EXERCISE AIM:
Each record must be output exactly and in full.

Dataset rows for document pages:

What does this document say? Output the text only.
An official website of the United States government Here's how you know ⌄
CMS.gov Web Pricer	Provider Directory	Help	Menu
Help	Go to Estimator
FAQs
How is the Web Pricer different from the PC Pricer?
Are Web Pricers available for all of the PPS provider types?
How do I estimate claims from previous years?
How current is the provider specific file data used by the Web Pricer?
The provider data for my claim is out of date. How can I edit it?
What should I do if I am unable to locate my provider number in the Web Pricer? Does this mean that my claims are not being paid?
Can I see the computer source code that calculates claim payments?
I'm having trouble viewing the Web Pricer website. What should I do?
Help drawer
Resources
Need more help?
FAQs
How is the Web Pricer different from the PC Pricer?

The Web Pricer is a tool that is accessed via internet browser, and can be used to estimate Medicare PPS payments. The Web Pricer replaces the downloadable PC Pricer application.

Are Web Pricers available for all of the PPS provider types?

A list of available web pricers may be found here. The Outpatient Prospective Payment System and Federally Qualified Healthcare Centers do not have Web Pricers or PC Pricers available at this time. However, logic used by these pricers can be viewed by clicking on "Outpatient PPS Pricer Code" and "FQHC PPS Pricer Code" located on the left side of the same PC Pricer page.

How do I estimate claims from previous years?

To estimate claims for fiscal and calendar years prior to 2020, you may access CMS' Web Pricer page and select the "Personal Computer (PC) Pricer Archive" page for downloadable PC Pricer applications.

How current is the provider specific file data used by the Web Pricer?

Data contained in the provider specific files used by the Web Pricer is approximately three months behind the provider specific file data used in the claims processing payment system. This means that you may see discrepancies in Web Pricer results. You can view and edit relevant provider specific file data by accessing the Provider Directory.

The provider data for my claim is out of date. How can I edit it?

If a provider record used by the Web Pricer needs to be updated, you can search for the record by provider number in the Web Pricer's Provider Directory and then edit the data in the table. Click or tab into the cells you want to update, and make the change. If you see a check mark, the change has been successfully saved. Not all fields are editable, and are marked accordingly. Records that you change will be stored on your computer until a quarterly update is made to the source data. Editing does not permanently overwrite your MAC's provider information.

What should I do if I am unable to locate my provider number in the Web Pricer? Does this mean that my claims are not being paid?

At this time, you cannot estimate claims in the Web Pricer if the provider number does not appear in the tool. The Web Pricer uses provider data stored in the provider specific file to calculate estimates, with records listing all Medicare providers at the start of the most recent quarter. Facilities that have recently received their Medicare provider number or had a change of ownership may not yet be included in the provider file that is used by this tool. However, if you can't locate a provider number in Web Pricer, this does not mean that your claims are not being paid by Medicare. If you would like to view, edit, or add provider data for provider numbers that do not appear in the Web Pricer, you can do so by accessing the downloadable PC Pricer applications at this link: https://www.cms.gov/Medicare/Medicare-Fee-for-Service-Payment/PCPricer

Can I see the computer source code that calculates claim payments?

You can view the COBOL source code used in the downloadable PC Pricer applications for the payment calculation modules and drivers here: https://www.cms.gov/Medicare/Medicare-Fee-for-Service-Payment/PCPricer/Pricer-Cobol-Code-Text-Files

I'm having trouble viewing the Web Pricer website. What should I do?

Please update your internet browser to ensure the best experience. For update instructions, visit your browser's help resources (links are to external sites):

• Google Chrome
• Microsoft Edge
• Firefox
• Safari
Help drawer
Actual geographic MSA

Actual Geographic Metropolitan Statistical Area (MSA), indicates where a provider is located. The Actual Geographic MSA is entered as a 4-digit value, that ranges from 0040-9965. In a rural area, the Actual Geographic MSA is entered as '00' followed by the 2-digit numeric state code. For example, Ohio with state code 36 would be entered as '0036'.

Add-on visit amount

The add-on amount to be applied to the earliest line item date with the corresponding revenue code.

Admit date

SOLUTION FOR THIS EXERCISE:
What does this document say? Output the text only.
An official website of the United States government Here's how you know ⌄
CMS.gov Web Pricer	Provider Directory	Help	Menu
Help	Go to Estimator
FAQs
How is the Web Pricer different from the PC Pricer?
Are Web Pricers available for all of the PPS provider types?
How do I estimate claims from previous years?
How current is the provider specific file data used by the Web Pricer?
The provider data for my claim is out of date. How can I edit it?
What should I do if I am unable to locate my provider number in the Web Pricer? Does this mean that my claims are not being paid?
Can I see the computer source code that calculates claim payments?
I'm having trouble viewing the Web Pricer website. What should I do?
Help drawer
Resources
Need more help?
FAQs
How is the Web Pricer different from the PC Pricer?

The Web Pricer is a tool that is accessed via internet browser, and can be used to estimate Medicare PPS payments. The Web Pricer replaces the downloadable PC Pricer application.

Are Web Pricers available for all of the PPS provider types?

A list of available web pricers may be found here. The Outpatient Prospective Payment System and Federally Qualified Healthcare Centers do not have Web Pricers or PC Pricers available at this time. However, logic used by these pricers can be viewed by clicking on "Outpatient PPS Pricer Code" and "FQHC PPS Pricer Code" located on the left side of the same PC Pricer page.

How do I estimate claims from previous years?

To estimate claims for fiscal and calendar years prior to 2020, you may access CMS' Web Pricer page and select the "Personal Computer (PC) Pricer Archive" page for downloadable PC Pricer applications.

How current is the provider specific file data used by the Web Pricer?

Data contained in the provider specific files used by the Web Pricer is approximately three months behind the provider specific file data used in the claims processing payment system. This means that you may see discrepancies in Web Pricer results. You can view and edit relevant provider specific file data by accessing the Provider Directory.

The provider data for my claim is out of date. How can I edit it?

If a provider record used by the Web Pricer needs to be updated, you can search for the record by provider number in the Web Pricer's Provider Directory and then edit the data in the table. Click or tab into the cells you want to update, and make the change. If you see a check mark, the change has been successfully saved. Not all fields are editable, and are marked accordingly. Records that you change will be stored on your computer until a quarterly update is made to the source data. Editing does not permanently overwrite your MAC's provider information.

What should I do if I am unable to locate my provider number in the Web Pricer? Does this mean that my claims are not being paid?

At this time, you cannot estimate claims in the Web Pricer if the provider number does not appear in the tool. The Web Pricer uses provider data stored in the provider specific file to calculate estimates, with records listing all Medicare providers at the start of the most recent quarter. Facilities that have recently received their Medicare provider number or had a change of ownership may not yet be included in the provider file that is used by this tool. However, if you can't locate a provider number in Web Pricer, this does not mean that your claims are not being paid by Medicare. If you would like to view, edit, or add provider data for provider numbers that do not appear in the Web Pricer, you can do so by accessing the downloadable PC Pricer applications at this link: https://www.cms.gov/Medicare/Medicare-Fee-for-Service-Payment/PCPricer

Can I see the computer source code that calculates claim payments?

You can view the COBOL source code used in the downloadable PC Pricer applications for the payment calculation modules and drivers here: https://www.cms.gov/Medicare/Medicare-Fee-for-Service-Payment/PCPricer/Pricer-Cobol-Code-Text-Files

I'm having trouble viewing the Web Pricer website. What should I do?

Please update your internet browser to ensure the best experience. For update instructions, visit your browser's help resources (links are to external sites):

• Google Chrome
• Microsoft Edge
• Firefox
• Safari
Help drawer
Actual geographic MSA

Actual Geographic Metropolitan Statistical Area (MSA), indicates where a provider is located. The Actual Geographic MSA is entered as a 4-digit value, that ranges from 0040-9965. In a rural area, the Actual Geographic MSA is entered as '00' followed by the 2-digit numeric state code. For example, Ohio with state code 36 would be entered as '0036'.

Add-on visit amount

The add-on amount to be applied to the earliest line item date with the corresponding revenue code.

Admit date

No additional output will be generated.